╔══
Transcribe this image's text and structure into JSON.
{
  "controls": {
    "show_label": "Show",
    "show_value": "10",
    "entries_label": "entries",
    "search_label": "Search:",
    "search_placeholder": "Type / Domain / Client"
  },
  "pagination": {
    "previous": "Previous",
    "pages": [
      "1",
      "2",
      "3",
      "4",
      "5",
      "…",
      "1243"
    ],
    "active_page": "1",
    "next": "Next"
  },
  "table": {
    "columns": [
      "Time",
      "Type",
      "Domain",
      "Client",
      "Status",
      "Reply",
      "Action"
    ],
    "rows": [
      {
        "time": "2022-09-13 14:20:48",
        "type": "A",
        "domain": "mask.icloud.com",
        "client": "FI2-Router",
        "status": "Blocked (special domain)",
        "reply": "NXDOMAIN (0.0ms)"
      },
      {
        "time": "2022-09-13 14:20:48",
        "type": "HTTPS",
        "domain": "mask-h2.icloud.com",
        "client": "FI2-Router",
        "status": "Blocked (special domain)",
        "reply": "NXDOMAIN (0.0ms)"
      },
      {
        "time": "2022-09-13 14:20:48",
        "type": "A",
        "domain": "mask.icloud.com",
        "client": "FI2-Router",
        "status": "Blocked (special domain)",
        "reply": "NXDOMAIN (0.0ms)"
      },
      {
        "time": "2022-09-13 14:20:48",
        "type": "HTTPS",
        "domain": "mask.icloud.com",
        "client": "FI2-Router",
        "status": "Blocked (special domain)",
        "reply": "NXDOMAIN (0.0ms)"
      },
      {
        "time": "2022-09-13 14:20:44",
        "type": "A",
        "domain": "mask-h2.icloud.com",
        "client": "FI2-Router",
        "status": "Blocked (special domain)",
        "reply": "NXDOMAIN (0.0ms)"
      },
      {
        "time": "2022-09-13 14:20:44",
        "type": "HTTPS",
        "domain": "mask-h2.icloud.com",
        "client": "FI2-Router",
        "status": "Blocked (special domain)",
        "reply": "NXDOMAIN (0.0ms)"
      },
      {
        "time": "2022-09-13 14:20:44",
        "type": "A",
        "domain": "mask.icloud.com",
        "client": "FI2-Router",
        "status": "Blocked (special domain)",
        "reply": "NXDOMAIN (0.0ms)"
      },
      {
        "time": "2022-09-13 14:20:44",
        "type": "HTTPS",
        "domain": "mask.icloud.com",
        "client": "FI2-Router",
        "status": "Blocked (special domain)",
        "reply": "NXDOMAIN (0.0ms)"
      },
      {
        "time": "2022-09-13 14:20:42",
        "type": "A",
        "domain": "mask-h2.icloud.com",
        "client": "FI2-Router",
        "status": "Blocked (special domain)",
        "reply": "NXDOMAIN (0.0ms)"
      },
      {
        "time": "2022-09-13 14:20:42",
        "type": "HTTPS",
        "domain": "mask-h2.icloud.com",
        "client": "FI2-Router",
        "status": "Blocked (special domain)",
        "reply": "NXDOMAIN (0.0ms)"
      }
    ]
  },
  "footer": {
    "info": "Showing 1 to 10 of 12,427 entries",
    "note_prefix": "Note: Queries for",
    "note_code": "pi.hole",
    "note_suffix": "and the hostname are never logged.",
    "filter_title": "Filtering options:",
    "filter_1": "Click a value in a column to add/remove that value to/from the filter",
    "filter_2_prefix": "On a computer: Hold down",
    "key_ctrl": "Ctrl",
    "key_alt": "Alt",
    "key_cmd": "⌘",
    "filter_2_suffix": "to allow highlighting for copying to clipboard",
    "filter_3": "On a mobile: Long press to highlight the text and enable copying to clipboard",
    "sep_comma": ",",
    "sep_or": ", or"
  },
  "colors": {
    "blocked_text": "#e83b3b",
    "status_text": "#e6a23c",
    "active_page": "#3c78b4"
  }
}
╚══
* Goal of the exercise: Find the lines holding "clipboard" and list every one.

* Response:
    "filter_2_suffix": "to allow highlighting for copying to clipboard",
    "filter_3": "On a mobile: Long press to highlight the text and enable copying to clipboard",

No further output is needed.